### Set task:
Tally the lines that contain "JSON" and report the total alone.

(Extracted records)

====================

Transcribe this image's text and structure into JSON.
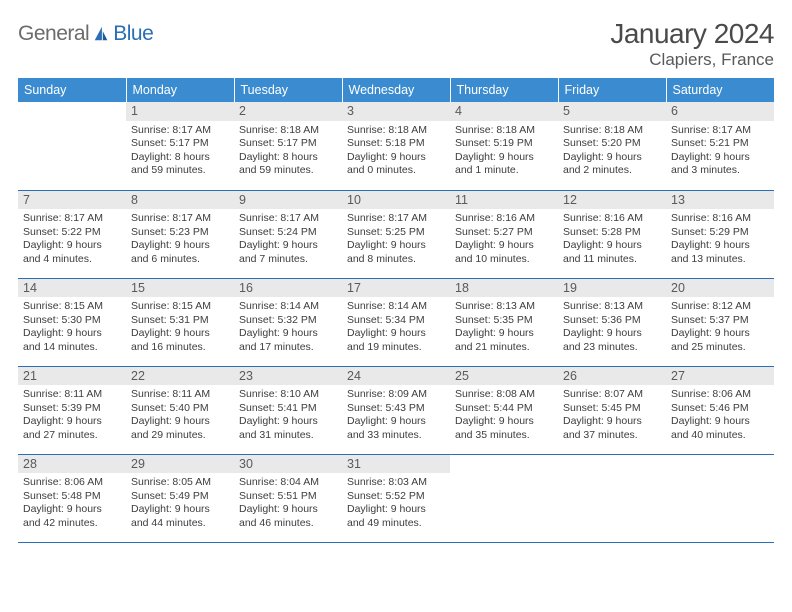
{
  "brand": {
    "part1": "General",
    "part2": "Blue"
  },
  "title": "January 2024",
  "location": "Clapiers, France",
  "colors": {
    "header_bg": "#3a8bd0",
    "header_text": "#ffffff",
    "border": "#2a6fb5",
    "daynum_bg": "#e9e9e9",
    "daynum_text": "#5a5a5a",
    "body_text": "#3d3d3d",
    "logo_grey": "#6b6b6b",
    "logo_blue": "#2a6fb5"
  },
  "days_of_week": [
    "Sunday",
    "Monday",
    "Tuesday",
    "Wednesday",
    "Thursday",
    "Friday",
    "Saturday"
  ],
  "start_offset": 1,
  "cells": [
    {
      "n": 1,
      "sunrise": "8:17 AM",
      "sunset": "5:17 PM",
      "daylight": "8 hours and 59 minutes."
    },
    {
      "n": 2,
      "sunrise": "8:18 AM",
      "sunset": "5:17 PM",
      "daylight": "8 hours and 59 minutes."
    },
    {
      "n": 3,
      "sunrise": "8:18 AM",
      "sunset": "5:18 PM",
      "daylight": "9 hours and 0 minutes."
    },
    {
      "n": 4,
      "sunrise": "8:18 AM",
      "sunset": "5:19 PM",
      "daylight": "9 hours and 1 minute."
    },
    {
      "n": 5,
      "sunrise": "8:18 AM",
      "sunset": "5:20 PM",
      "daylight": "9 hours and 2 minutes."
    },
    {
      "n": 6,
      "sunrise": "8:17 AM",
      "sunset": "5:21 PM",
      "daylight": "9 hours and 3 minutes."
    },
    {
      "n": 7,
      "sunrise": "8:17 AM",
      "sunset": "5:22 PM",
      "daylight": "9 hours and 4 minutes."
    },
    {
      "n": 8,
      "sunrise": "8:17 AM",
      "sunset": "5:23 PM",
      "daylight": "9 hours and 6 minutes."
    },
    {
      "n": 9,
      "sunrise": "8:17 AM",
      "sunset": "5:24 PM",
      "daylight": "9 hours and 7 minutes."
    },
    {
      "n": 10,
      "sunrise": "8:17 AM",
      "sunset": "5:25 PM",
      "daylight": "9 hours and 8 minutes."
    },
    {
      "n": 11,
      "sunrise": "8:16 AM",
      "sunset": "5:27 PM",
      "daylight": "9 hours and 10 minutes."
    },
    {
      "n": 12,
      "sunrise": "8:16 AM",
      "sunset": "5:28 PM",
      "daylight": "9 hours and 11 minutes."
    },
    {
      "n": 13,
      "sunrise": "8:16 AM",
      "sunset": "5:29 PM",
      "daylight": "9 hours and 13 minutes."
    },
    {
      "n": 14,
      "sunrise": "8:15 AM",
      "sunset": "5:30 PM",
      "daylight": "9 hours and 14 minutes."
    },
    {
      "n": 15,
      "sunrise": "8:15 AM",
      "sunset": "5:31 PM",
      "daylight": "9 hours and 16 minutes."
    },
    {
      "n": 16,
      "sunrise": "8:14 AM",
      "sunset": "5:32 PM",
      "daylight": "9 hours and 17 minutes."
    },
    {
      "n": 17,
      "sunrise": "8:14 AM",
      "sunset": "5:34 PM",
      "daylight": "9 hours and 19 minutes."
    },
    {
      "n": 18,
      "sunrise": "8:13 AM",
      "sunset": "5:35 PM",
      "daylight": "9 hours and 21 minutes."
    },
    {
      "n": 19,
      "sunrise": "8:13 AM",
      "sunset": "5:36 PM",
      "daylight": "9 hours and 23 minutes."
    },
    {
      "n": 20,
      "sunrise": "8:12 AM",
      "sunset": "5:37 PM",
      "daylight": "9 hours and 25 minutes."
    },
    {
      "n": 21,
      "sunrise": "8:11 AM",
      "sunset": "5:39 PM",
      "daylight": "9 hours and 27 minutes."
    },
    {
      "n": 22,
      "sunrise": "8:11 AM",
      "sunset": "5:40 PM",
      "daylight": "9 hours and 29 minutes."
    },
    {
      "n": 23,
      "sunrise": "8:10 AM",
      "sunset": "5:41 PM",
      "daylight": "9 hours and 31 minutes."
    },
    {
      "n": 24,
      "sunrise": "8:09 AM",
      "sunset": "5:43 PM",
      "daylight": "9 hours and 33 minutes."
    },
    {
      "n": 25,
      "sunrise": "8:08 AM",
      "sunset": "5:44 PM",
      "daylight": "9 hours and 35 minutes."
    },
    {
      "n": 26,
      "sunrise": "8:07 AM",
      "sunset": "5:45 PM",
      "daylight": "9 hours and 37 minutes."
    },
    {
      "n": 27,
      "sunrise": "8:06 AM",
      "sunset": "5:46 PM",
      "daylight": "9 hours and 40 minutes."
    },
    {
      "n": 28,
      "sunrise": "8:06 AM",
      "sunset": "5:48 PM",
      "daylight": "9 hours and 42 minutes."
    },
    {
      "n": 29,
      "sunrise": "8:05 AM",
      "sunset": "5:49 PM",
      "daylight": "9 hours and 44 minutes."
    },
    {
      "n": 30,
      "sunrise": "8:04 AM",
      "sunset": "5:51 PM",
      "daylight": "9 hours and 46 minutes."
    },
    {
      "n": 31,
      "sunrise": "8:03 AM",
      "sunset": "5:52 PM",
      "daylight": "9 hours and 49 minutes."
    }
  ]
}
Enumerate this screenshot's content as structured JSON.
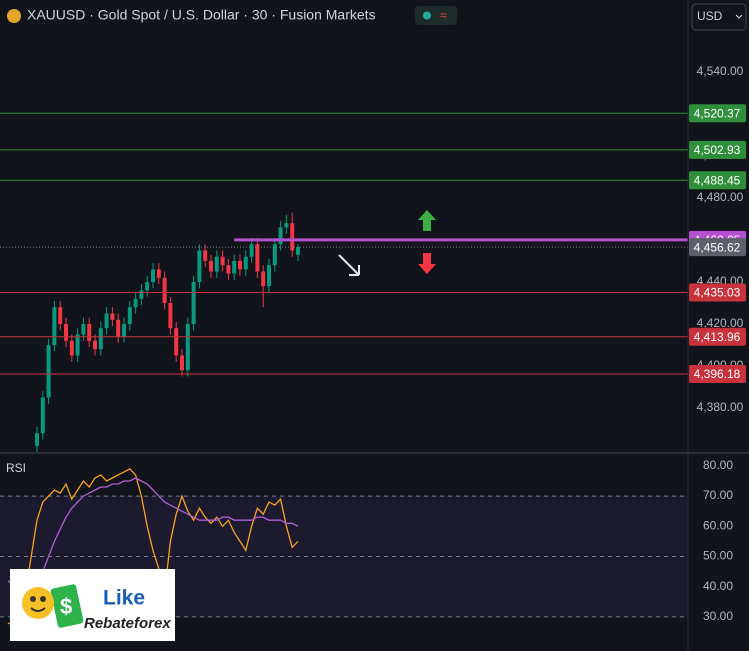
{
  "chart_data": [
    {
      "type": "candlestick",
      "title": "XAUUSD · Gold Spot / U.S. Dollar · 30 · Fusion Markets",
      "currency": "USD",
      "up_color": "#089981",
      "down_color": "#f23645",
      "open": [
        4362,
        4368,
        4385,
        4410,
        4428,
        4420,
        4412,
        4405,
        4415,
        4420,
        4412,
        4408,
        4418,
        4425,
        4422,
        4414,
        4420,
        4428,
        4432,
        4436,
        4440,
        4446,
        4442,
        4430,
        4418,
        4405,
        4398,
        4420,
        4440,
        4455,
        4450,
        4445,
        4452,
        4448,
        4444,
        4450,
        4446,
        4452,
        4458,
        4445,
        4438,
        4448,
        4458,
        4466,
        4468,
        4453
      ],
      "high": [
        4371,
        4388,
        4413,
        4431,
        4431,
        4423,
        4415,
        4418,
        4423,
        4423,
        4415,
        4421,
        4428,
        4428,
        4425,
        4423,
        4431,
        4435,
        4439,
        4443,
        4449,
        4449,
        4445,
        4433,
        4421,
        4408,
        4423,
        4443,
        4458,
        4458,
        4453,
        4455,
        4455,
        4451,
        4453,
        4453,
        4455,
        4461,
        4461,
        4448,
        4451,
        4461,
        4469,
        4472,
        4473,
        4458
      ],
      "low": [
        4359,
        4365,
        4382,
        4407,
        4417,
        4409,
        4402,
        4402,
        4412,
        4409,
        4405,
        4405,
        4415,
        4419,
        4411,
        4411,
        4417,
        4425,
        4429,
        4433,
        4437,
        4439,
        4427,
        4415,
        4402,
        4395,
        4395,
        4417,
        4437,
        4447,
        4442,
        4442,
        4445,
        4441,
        4441,
        4443,
        4443,
        4449,
        4442,
        4428,
        4435,
        4445,
        4455,
        4463,
        4452,
        4450
      ],
      "close": [
        4368,
        4385,
        4410,
        4428,
        4420,
        4412,
        4405,
        4415,
        4420,
        4412,
        4408,
        4418,
        4425,
        4422,
        4414,
        4420,
        4428,
        4432,
        4436,
        4440,
        4446,
        4442,
        4430,
        4418,
        4405,
        4398,
        4420,
        4440,
        4455,
        4450,
        4445,
        4452,
        4448,
        4444,
        4450,
        4446,
        4452,
        4458,
        4445,
        4438,
        4448,
        4458,
        4466,
        4468,
        4455,
        4456.62
      ],
      "ylim": [
        4359.05,
        4574.29
      ],
      "yticks": [
        {
          "value": 4380,
          "label": "4,380.00"
        },
        {
          "value": 4400,
          "label": "4,400.00"
        },
        {
          "value": 4420,
          "label": "4,420.00"
        },
        {
          "value": 4440,
          "label": "4,440.00"
        },
        {
          "value": 4460,
          "label": "4,460.00"
        },
        {
          "value": 4480,
          "label": "4,480.00"
        },
        {
          "value": 4500,
          "label": "4,500.00"
        },
        {
          "value": 4520,
          "label": "4,520.00"
        },
        {
          "value": 4540,
          "label": "4,540.00"
        }
      ],
      "levels": [
        {
          "value": 4520.37,
          "label": "4,520.37",
          "color": "#2f8f3a"
        },
        {
          "value": 4502.93,
          "label": "4,502.93",
          "color": "#2f8f3a"
        },
        {
          "value": 4488.45,
          "label": "4,488.45",
          "color": "#2f8f3a"
        },
        {
          "value": 4460.05,
          "label": "4,460.05",
          "color": "#b34fd0"
        },
        {
          "value": 4435.03,
          "label": "4,435.03",
          "color": "#c8323c"
        },
        {
          "value": 4413.96,
          "label": "4,413.96",
          "color": "#c8323c"
        },
        {
          "value": 4396.18,
          "label": "4,396.18",
          "color": "#c8323c"
        }
      ],
      "current_price": {
        "value": 4456.62,
        "label": "4,456.62",
        "color": "#5d606b"
      }
    },
    {
      "type": "line",
      "title": "RSI",
      "series": [
        {
          "color": "#f7a21b",
          "values": [
            28,
            27,
            30,
            38,
            50,
            62,
            68,
            70,
            72,
            71,
            74,
            69,
            72,
            75,
            73,
            76,
            77,
            75,
            76,
            77,
            78,
            79,
            77,
            70,
            60,
            52,
            46,
            38,
            55,
            64,
            70,
            65,
            62,
            66,
            63,
            61,
            63,
            60,
            62,
            58,
            55,
            52,
            60,
            66,
            64,
            68,
            67,
            69,
            60,
            53,
            55
          ]
        },
        {
          "color": "#b05ed6",
          "values": [
            42,
            40,
            38,
            37,
            38,
            41,
            45,
            50,
            55,
            59,
            63,
            66,
            68,
            70,
            71,
            72,
            73,
            73,
            74,
            74,
            75,
            75,
            76,
            75,
            74,
            72,
            70,
            68,
            67,
            66,
            65,
            64,
            63,
            62,
            62,
            62,
            62,
            63,
            63,
            62,
            62,
            62,
            62,
            63,
            63,
            62,
            62,
            62,
            61,
            61,
            60
          ]
        }
      ],
      "band": [
        30,
        70
      ],
      "midline": 50,
      "ylim": [
        18.7,
        83.6
      ],
      "yticks": [
        {
          "value": 30,
          "label": "30.00"
        },
        {
          "value": 40,
          "label": "40.00"
        },
        {
          "value": 50,
          "label": "50.00"
        },
        {
          "value": 60,
          "label": "60.00"
        },
        {
          "value": 70,
          "label": "70.00"
        },
        {
          "value": 80,
          "label": "80.00"
        }
      ]
    }
  ],
  "logo": {
    "title": "Like",
    "subtitle": "Rebateforex"
  }
}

====================

### Result below:
2